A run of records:
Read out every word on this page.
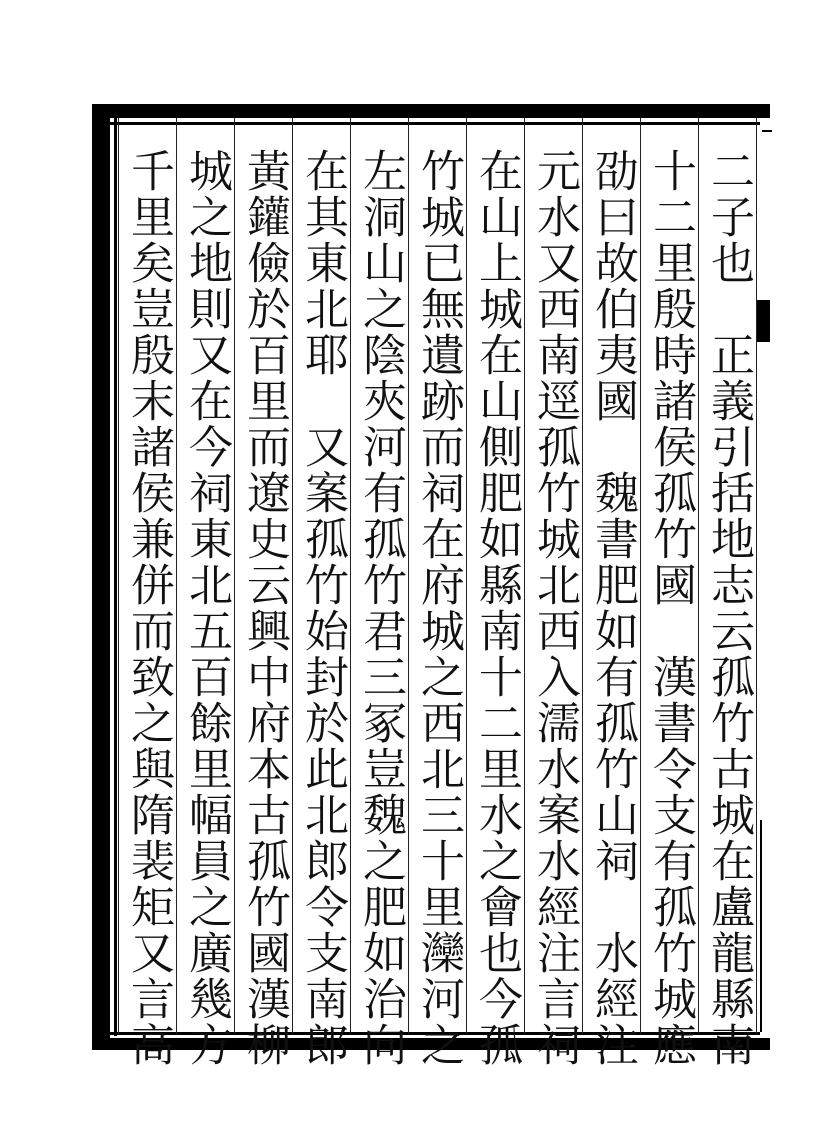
二子也　正義引括地志云孤竹古城在盧龍縣南
十二里殷時諸侯孤竹國　漢書令支有孤竹城應
劭曰故伯夷國　魏書肥如有孤竹山祠　水經注
元水又西南逕孤竹城北西入濡水案水經注言祠
在山上城在山側肥如縣南十二里水之會也今孤
竹城已無遺跡而祠在府城之西北三十里灤河之
左洞山之陰夾河有孤竹君三冢豈魏之肥如治向
在其東北耶　又案孤竹始封於此北郎令支南郎
黃鑵儉於百里而遼史云興中府本古孤竹國漢柳
城之地則又在今祠東北五百餘里幅員之廣幾方
千里矣豈殷末諸侯兼併而致之與隋裴矩又言高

**What the exercise asks**.
Omit the pictures, then quote the rest of the material above exactly.

**Task solution**.
Read out every word on this page.
二子也　正義引括地志云孤竹古城在盧龍縣南
十二里殷時諸侯孤竹國　漢書令支有孤竹城應
劭曰故伯夷國　魏書肥如有孤竹山祠　水經注
元水又西南逕孤竹城北西入濡水案水經注言祠
在山上城在山側肥如縣南十二里水之會也今孤
竹城已無遺跡而祠在府城之西北三十里灤河之
左洞山之陰夾河有孤竹君三冢豈魏之肥如治向
在其東北耶　又案孤竹始封於此北郎令支南郎
黃鑵儉於百里而遼史云興中府本古孤竹國漢柳
城之地則又在今祠東北五百餘里幅員之廣幾方
千里矣豈殷末諸侯兼併而致之與隋裴矩又言高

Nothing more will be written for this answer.